╭──

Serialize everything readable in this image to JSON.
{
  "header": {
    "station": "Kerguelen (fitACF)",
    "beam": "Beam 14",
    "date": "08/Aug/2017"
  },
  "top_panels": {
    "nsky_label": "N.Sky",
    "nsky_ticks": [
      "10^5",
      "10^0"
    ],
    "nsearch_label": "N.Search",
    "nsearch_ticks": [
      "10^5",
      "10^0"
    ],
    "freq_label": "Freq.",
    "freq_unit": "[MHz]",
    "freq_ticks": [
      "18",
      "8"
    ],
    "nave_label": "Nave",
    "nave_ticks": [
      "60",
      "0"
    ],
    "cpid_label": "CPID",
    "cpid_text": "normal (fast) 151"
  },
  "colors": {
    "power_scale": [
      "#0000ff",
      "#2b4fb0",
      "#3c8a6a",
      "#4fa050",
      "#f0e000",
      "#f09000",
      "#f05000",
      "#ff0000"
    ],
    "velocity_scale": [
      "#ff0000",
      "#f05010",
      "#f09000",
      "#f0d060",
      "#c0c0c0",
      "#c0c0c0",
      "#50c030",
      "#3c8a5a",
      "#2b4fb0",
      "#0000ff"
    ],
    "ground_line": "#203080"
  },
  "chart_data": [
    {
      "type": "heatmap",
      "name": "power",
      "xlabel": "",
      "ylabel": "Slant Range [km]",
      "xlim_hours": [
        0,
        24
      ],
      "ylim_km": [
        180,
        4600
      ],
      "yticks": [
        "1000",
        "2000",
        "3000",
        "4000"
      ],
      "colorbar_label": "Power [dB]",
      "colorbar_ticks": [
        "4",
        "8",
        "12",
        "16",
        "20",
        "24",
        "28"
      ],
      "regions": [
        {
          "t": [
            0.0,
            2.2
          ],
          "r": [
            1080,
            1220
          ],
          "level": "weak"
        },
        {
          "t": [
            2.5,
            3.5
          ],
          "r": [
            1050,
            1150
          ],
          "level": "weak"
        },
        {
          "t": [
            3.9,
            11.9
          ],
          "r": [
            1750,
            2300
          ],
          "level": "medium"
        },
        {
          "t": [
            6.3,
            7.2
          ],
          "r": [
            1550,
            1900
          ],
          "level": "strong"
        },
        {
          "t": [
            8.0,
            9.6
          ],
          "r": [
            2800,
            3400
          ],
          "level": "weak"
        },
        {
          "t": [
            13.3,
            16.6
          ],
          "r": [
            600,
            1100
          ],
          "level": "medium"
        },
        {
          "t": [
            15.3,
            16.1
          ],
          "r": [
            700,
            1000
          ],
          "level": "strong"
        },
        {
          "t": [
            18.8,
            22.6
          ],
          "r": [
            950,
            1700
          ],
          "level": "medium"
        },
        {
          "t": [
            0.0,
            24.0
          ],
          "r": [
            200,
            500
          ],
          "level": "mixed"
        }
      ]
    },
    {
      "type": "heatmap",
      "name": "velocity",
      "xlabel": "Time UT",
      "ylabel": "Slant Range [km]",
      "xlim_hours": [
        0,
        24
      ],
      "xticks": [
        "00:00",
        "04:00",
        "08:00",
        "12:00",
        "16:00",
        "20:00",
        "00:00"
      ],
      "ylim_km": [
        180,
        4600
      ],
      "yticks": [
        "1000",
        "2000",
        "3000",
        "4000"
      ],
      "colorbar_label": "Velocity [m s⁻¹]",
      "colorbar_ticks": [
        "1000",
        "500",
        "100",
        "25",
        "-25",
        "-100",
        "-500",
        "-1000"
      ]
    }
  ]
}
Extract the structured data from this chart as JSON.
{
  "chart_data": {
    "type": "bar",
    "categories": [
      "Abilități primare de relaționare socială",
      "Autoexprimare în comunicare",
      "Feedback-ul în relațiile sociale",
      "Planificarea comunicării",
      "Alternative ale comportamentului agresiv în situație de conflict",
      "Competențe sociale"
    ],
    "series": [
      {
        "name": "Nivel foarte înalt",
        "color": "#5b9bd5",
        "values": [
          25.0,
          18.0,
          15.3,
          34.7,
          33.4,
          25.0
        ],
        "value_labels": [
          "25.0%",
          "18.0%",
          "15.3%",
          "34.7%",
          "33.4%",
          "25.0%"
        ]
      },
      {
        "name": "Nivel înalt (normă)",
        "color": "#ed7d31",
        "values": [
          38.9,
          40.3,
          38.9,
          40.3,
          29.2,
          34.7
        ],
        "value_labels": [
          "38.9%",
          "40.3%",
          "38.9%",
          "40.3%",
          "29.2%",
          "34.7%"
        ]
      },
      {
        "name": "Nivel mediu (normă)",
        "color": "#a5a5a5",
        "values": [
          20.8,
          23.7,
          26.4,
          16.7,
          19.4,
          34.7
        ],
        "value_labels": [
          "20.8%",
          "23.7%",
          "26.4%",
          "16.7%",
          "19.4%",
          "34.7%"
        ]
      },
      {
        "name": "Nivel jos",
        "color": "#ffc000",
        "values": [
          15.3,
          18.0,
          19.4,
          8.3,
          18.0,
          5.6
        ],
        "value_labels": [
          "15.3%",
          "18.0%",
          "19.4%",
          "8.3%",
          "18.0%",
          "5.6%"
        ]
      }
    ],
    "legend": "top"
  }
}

╰──

• [WHAT THE TASK REQUIRES]
Reproduce each record exactly, leaving nothing out.

• [SOLUTION FOR THIS EXERCISE]
Serialize everything readable in this image to JSON.
{
  "header": {
    "station": "Kerguelen (fitACF)",
    "beam": "Beam 14",
    "date": "08/Aug/2017"
  },
  "top_panels": {
    "nsky_label": "N.Sky",
    "nsky_ticks": [
      "10^5",
      "10^0"
    ],
    "nsearch_label": "N.Search",
    "nsearch_ticks": [
      "10^5",
      "10^0"
    ],
    "freq_label": "Freq.",
    "freq_unit": "[MHz]",
    "freq_ticks": [
      "18",
      "8"
    ],
    "nave_label": "Nave",
    "nave_ticks": [
      "60",
      "0"
    ],
    "cpid_label": "CPID",
    "cpid_text": "normal (fast) 151"
  },
  "colors": {
    "power_scale": [
      "#0000ff",
      "#2b4fb0",
      "#3c8a6a",
      "#4fa050",
      "#f0e000",
      "#f09000",
      "#f05000",
      "#ff0000"
    ],
    "velocity_scale": [
      "#ff0000",
      "#f05010",
      "#f09000",
      "#f0d060",
      "#c0c0c0",
      "#c0c0c0",
      "#50c030",
      "#3c8a5a",
      "#2b4fb0",
      "#0000ff"
    ],
    "ground_line": "#203080"
  },
  "chart_data": [
    {
      "type": "heatmap",
      "name": "power",
      "xlabel": "",
      "ylabel": "Slant Range [km]",
      "xlim_hours": [
        0,
        24
      ],
      "ylim_km": [
        180,
        4600
      ],
      "yticks": [
        "1000",
        "2000",
        "3000",
        "4000"
      ],
      "colorbar_label": "Power [dB]",
      "colorbar_ticks": [
        "4",
        "8",
        "12",
        "16",
        "20",
        "24",
        "28"
      ],
      "regions": [
        {
          "t": [
            0.0,
            2.2
          ],
          "r": [
            1080,
            1220
          ],
          "level": "weak"
        },
        {
          "t": [
            2.5,
            3.5
          ],
          "r": [
            1050,
            1150
          ],
          "level": "weak"
        },
        {
          "t": [
            3.9,
            11.9
          ],
          "r": [
            1750,
            2300
          ],
          "level": "medium"
        },
        {
          "t": [
            6.3,
            7.2
          ],
          "r": [
            1550,
            1900
          ],
          "level": "strong"
        },
        {
          "t": [
            8.0,
            9.6
          ],
          "r": [
            2800,
            3400
          ],
          "level": "weak"
        },
        {
          "t": [
            13.3,
            16.6
          ],
          "r": [
            600,
            1100
          ],
          "level": "medium"
        },
        {
          "t": [
            15.3,
            16.1
          ],
          "r": [
            700,
            1000
          ],
          "level": "strong"
        },
        {
          "t": [
            18.8,
            22.6
          ],
          "r": [
            950,
            1700
          ],
          "level": "medium"
        },
        {
          "t": [
            0.0,
            24.0
          ],
          "r": [
            200,
            500
          ],
          "level": "mixed"
        }
      ]
    },
    {
      "type": "heatmap",
      "name": "velocity",
      "xlabel": "Time UT",
      "ylabel": "Slant Range [km]",
      "xlim_hours": [
        0,
        24
      ],
      "xticks": [
        "00:00",
        "04:00",
        "08:00",
        "12:00",
        "16:00",
        "20:00",
        "00:00"
      ],
      "ylim_km": [
        180,
        4600
      ],
      "yticks": [
        "1000",
        "2000",
        "3000",
        "4000"
      ],
      "colorbar_label": "Velocity [m s⁻¹]",
      "colorbar_ticks": [
        "1000",
        "500",
        "100",
        "25",
        "-25",
        "-100",
        "-500",
        "-1000"
      ]
    }
  ]
}
Extract the structured data from this chart as JSON.
{
  "chart_data": {
    "type": "bar",
    "categories": [
      "Abilități primare de relaționare socială",
      "Autoexprimare în comunicare",
      "Feedback-ul în relațiile sociale",
      "Planificarea comunicării",
      "Alternative ale comportamentului agresiv în situație de conflict",
      "Competențe sociale"
    ],
    "series": [
      {
        "name": "Nivel foarte înalt",
        "color": "#5b9bd5",
        "values": [
          25.0,
          18.0,
          15.3,
          34.7,
          33.4,
          25.0
        ],
        "value_labels": [
          "25.0%",
          "18.0%",
          "15.3%",
          "34.7%",
          "33.4%",
          "25.0%"
        ]
      },
      {
        "name": "Nivel înalt (normă)",
        "color": "#ed7d31",
        "values": [
          38.9,
          40.3,
          38.9,
          40.3,
          29.2,
          34.7
        ],
        "value_labels": [
          "38.9%",
          "40.3%",
          "38.9%",
          "40.3%",
          "29.2%",
          "34.7%"
        ]
      },
      {
        "name": "Nivel mediu (normă)",
        "color": "#a5a5a5",
        "values": [
          20.8,
          23.7,
          26.4,
          16.7,
          19.4,
          34.7
        ],
        "value_labels": [
          "20.8%",
          "23.7%",
          "26.4%",
          "16.7%",
          "19.4%",
          "34.7%"
        ]
      },
      {
        "name": "Nivel jos",
        "color": "#ffc000",
        "values": [
          15.3,
          18.0,
          19.4,
          8.3,
          18.0,
          5.6
        ],
        "value_labels": [
          "15.3%",
          "18.0%",
          "19.4%",
          "8.3%",
          "18.0%",
          "5.6%"
        ]
      }
    ],
    "legend": "top"
  }
}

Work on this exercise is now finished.